In the entries, find all lines that hold the word "below" and copy them.

● Exercise input
= = = = =
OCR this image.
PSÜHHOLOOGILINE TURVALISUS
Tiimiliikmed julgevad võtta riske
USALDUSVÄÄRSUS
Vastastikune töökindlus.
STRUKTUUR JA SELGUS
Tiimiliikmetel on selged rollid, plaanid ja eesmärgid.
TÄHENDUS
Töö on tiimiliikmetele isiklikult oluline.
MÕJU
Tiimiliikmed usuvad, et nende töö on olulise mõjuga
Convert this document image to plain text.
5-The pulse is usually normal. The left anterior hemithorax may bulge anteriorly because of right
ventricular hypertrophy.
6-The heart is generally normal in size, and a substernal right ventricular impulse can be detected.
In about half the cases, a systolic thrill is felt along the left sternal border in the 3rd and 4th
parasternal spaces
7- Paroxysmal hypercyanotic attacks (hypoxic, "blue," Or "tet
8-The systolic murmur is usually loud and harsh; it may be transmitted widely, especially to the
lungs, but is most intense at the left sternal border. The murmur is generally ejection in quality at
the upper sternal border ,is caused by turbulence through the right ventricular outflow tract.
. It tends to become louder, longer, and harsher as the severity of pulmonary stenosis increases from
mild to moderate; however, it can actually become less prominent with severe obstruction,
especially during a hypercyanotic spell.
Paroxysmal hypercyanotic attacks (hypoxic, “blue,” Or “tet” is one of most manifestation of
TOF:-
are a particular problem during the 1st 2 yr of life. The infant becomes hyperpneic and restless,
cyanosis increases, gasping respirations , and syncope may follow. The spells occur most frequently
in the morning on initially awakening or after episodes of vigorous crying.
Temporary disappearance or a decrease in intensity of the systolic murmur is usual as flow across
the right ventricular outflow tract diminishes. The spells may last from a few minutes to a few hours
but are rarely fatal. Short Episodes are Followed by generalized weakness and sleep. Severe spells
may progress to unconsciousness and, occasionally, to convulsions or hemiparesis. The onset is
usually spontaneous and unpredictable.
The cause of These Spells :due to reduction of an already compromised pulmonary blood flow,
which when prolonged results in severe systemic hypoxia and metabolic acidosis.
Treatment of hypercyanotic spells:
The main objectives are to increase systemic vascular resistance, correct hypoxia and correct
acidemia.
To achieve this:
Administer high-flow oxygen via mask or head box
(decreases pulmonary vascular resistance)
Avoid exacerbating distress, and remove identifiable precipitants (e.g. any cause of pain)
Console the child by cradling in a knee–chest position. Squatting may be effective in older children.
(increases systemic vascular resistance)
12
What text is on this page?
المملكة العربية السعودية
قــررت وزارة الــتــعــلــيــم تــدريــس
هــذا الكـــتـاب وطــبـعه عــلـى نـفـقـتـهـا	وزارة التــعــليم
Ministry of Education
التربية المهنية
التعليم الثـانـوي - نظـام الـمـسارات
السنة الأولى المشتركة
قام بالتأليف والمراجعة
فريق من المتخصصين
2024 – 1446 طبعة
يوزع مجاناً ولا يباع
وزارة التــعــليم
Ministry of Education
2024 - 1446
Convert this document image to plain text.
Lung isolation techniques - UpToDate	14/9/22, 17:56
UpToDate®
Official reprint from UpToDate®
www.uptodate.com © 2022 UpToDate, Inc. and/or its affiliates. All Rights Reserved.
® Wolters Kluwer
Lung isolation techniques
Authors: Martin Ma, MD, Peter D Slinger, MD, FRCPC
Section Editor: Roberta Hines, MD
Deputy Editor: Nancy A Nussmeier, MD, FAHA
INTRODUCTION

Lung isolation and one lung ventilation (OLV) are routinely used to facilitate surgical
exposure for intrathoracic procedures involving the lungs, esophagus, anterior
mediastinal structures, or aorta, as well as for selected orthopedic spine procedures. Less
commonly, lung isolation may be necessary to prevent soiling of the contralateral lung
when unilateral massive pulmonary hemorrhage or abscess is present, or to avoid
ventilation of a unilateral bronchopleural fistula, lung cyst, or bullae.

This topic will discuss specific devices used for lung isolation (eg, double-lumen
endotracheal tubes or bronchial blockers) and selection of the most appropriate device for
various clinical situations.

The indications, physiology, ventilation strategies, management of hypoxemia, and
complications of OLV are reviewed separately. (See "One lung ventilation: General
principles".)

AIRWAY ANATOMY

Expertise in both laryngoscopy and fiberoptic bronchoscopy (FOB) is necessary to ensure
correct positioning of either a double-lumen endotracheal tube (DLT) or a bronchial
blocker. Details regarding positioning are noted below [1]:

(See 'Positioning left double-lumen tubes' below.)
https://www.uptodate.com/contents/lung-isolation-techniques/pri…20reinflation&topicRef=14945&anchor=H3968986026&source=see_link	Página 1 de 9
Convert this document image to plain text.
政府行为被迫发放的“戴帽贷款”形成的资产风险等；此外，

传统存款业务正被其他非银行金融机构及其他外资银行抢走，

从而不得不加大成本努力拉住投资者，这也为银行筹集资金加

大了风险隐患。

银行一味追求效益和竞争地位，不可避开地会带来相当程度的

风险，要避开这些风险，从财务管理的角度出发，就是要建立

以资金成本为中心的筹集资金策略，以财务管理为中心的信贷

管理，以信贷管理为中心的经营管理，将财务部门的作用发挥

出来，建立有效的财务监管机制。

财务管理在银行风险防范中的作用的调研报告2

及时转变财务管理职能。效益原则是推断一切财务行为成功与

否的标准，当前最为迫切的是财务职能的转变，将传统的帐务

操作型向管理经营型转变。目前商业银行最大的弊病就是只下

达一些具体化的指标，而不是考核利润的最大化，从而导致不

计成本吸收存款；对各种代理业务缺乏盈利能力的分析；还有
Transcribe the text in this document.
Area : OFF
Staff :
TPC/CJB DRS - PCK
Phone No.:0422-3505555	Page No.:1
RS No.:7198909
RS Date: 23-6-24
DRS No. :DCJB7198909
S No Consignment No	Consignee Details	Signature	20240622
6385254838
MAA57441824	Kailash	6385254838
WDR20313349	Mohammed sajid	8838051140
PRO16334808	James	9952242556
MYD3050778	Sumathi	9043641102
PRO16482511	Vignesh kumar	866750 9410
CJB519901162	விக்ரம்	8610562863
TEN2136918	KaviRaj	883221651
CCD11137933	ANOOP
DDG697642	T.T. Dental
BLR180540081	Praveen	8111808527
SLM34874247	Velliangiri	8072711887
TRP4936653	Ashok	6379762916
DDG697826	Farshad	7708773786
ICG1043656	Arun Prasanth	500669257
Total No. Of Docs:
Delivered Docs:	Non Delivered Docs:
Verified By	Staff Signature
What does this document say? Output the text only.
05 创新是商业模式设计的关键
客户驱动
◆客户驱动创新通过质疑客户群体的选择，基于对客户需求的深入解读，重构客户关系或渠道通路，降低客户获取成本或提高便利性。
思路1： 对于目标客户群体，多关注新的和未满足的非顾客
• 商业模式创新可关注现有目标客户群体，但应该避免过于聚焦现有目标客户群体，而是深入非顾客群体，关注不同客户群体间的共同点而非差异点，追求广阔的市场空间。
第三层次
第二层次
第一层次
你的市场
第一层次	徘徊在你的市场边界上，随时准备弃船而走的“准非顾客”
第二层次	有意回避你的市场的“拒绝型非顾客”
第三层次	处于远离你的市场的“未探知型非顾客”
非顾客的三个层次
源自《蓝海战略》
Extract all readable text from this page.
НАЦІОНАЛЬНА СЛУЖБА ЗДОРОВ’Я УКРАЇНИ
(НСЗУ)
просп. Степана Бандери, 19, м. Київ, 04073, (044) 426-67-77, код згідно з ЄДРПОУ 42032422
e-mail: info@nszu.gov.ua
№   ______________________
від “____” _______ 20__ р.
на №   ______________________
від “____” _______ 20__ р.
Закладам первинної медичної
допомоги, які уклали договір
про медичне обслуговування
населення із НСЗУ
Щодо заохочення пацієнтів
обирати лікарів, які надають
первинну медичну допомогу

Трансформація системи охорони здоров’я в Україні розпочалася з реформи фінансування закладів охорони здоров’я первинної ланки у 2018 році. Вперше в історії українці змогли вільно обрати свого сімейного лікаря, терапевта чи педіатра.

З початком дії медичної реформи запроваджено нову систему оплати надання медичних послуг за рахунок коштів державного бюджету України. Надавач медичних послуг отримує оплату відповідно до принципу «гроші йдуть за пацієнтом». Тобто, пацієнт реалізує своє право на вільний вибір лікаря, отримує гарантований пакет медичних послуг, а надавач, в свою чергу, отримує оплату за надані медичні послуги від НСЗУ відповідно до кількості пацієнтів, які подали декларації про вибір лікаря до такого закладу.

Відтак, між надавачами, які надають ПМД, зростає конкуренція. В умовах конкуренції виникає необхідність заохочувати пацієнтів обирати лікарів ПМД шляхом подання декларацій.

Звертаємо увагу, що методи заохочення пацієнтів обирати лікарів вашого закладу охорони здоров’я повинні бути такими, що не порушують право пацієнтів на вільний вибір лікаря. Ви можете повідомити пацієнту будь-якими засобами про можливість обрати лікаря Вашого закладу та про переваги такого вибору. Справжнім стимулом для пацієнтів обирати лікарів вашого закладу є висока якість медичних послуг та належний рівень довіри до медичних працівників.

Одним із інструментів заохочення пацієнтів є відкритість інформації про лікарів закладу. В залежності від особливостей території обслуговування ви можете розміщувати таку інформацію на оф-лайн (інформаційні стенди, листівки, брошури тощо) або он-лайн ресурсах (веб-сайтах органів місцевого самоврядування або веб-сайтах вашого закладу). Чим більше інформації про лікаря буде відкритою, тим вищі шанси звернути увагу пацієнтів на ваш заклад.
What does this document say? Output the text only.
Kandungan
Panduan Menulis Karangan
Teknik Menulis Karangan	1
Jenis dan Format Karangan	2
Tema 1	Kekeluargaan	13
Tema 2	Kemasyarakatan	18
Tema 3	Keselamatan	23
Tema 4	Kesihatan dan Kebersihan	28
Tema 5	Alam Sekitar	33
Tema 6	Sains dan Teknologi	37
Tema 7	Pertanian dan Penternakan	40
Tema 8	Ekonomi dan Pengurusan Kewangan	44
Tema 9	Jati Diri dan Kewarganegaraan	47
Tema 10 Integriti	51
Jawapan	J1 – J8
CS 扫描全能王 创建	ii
= = = = =
● Result for this exercise
blocker. Details regarding positioning are noted below [1]:
(See 'Positioning left double-lumen tubes' below.)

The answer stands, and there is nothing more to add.